Extracted records
□ □ □ □ □

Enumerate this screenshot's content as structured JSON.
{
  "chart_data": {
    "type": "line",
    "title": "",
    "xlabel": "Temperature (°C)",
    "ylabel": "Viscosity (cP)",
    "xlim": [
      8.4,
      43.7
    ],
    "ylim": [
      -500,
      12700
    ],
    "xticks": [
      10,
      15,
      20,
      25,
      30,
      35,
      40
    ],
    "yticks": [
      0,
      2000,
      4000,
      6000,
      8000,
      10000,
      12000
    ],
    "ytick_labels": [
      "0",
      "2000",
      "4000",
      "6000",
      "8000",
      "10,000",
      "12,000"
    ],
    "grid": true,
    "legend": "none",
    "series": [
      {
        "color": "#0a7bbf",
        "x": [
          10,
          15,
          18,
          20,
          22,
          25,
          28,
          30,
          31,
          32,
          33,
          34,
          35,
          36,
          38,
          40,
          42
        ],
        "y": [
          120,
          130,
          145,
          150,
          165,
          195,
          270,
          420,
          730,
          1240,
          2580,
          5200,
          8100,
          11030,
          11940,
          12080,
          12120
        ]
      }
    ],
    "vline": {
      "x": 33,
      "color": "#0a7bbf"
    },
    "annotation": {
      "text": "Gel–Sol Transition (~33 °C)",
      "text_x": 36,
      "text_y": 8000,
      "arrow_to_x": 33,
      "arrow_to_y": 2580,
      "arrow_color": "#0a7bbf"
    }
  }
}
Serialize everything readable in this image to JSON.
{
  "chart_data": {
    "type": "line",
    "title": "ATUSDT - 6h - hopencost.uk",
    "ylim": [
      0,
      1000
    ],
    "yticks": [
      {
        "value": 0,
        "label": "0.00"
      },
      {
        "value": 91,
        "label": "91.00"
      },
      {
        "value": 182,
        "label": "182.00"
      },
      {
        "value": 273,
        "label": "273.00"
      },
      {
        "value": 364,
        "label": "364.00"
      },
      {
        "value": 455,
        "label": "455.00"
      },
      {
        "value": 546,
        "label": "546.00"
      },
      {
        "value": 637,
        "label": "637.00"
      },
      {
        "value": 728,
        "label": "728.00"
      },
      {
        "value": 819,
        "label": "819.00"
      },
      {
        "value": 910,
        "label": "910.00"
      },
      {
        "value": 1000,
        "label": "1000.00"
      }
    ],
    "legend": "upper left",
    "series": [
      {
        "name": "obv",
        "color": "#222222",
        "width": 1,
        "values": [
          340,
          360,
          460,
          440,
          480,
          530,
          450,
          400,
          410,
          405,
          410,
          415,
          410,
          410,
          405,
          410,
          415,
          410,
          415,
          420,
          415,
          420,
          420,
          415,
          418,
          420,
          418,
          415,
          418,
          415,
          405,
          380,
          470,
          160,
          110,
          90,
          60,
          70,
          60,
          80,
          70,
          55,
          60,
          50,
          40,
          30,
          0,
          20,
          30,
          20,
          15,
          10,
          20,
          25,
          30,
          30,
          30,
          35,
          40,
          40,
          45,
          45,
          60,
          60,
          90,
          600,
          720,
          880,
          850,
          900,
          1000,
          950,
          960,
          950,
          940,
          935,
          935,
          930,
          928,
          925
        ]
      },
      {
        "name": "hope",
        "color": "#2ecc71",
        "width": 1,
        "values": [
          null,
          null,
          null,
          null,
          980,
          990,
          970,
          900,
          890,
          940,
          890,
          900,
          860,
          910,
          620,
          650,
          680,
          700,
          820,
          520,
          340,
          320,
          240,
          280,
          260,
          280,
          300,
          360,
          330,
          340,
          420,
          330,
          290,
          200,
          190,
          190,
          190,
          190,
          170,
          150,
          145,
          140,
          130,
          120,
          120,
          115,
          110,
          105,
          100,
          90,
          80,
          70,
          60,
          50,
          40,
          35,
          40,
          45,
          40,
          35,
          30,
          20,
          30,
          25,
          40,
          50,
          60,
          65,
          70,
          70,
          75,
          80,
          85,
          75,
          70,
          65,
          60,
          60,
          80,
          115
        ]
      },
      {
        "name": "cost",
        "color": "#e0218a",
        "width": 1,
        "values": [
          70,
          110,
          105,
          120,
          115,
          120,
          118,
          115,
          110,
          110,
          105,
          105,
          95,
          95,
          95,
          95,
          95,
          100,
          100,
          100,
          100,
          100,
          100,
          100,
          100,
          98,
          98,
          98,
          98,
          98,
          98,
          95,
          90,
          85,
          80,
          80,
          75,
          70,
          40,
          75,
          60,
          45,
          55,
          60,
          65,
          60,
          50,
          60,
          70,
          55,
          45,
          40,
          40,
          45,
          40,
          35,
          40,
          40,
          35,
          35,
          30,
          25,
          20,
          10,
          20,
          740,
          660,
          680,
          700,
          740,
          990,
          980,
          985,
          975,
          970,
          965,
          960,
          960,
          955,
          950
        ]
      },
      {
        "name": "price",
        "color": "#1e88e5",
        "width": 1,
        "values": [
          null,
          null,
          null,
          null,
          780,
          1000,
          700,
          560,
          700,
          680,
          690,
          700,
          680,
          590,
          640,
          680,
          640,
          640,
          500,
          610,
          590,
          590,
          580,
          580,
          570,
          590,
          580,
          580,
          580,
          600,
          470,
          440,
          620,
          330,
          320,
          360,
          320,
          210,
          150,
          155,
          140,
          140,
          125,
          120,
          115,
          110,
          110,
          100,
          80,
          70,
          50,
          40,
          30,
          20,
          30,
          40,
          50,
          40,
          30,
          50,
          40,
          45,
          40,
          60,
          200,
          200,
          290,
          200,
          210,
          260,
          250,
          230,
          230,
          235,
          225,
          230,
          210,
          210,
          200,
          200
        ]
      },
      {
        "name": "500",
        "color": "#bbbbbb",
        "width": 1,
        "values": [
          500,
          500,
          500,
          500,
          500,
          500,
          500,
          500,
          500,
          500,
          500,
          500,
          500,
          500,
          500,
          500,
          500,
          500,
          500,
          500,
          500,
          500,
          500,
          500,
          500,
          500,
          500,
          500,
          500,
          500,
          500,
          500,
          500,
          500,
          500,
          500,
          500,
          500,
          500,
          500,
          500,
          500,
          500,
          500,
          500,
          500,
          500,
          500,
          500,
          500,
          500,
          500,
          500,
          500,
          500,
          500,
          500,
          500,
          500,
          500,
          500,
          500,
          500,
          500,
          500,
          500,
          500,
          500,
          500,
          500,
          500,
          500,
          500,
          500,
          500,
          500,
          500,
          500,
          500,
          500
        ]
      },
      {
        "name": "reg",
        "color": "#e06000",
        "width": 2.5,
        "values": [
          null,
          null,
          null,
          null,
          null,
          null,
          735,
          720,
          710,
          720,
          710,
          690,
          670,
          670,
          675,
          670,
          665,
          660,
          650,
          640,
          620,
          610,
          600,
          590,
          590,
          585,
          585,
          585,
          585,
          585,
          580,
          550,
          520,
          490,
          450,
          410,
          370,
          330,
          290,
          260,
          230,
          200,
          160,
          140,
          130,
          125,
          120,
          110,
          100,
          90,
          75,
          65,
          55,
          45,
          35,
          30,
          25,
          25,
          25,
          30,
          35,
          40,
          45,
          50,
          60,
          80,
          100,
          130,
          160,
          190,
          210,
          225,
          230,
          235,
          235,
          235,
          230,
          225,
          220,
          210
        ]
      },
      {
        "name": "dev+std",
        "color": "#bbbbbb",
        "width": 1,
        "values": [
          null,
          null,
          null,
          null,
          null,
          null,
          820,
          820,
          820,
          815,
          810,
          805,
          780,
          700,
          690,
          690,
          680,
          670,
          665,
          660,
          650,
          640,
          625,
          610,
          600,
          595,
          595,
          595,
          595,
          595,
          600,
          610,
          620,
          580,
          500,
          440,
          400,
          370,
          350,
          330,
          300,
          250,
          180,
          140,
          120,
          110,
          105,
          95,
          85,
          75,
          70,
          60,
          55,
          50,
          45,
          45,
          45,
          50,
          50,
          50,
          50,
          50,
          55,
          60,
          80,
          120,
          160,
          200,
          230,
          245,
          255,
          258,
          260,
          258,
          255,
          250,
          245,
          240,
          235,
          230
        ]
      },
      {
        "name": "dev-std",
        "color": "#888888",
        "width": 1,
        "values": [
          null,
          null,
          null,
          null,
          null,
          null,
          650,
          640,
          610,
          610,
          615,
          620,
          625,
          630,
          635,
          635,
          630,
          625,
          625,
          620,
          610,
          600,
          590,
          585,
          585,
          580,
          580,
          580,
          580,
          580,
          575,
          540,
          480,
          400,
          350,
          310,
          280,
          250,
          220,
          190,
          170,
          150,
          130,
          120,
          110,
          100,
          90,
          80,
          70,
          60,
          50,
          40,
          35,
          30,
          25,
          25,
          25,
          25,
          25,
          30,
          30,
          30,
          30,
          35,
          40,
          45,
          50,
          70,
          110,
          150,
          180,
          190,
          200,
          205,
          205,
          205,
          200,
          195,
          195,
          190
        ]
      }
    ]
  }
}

□ □ □ □ □

## WORK TO DO:
From the data above, gather every line that includes the word "this".

## EXPECTED ANSWER:
Enumerate this screenshot's content as structured JSON.
Serialize everything readable in this image to JSON.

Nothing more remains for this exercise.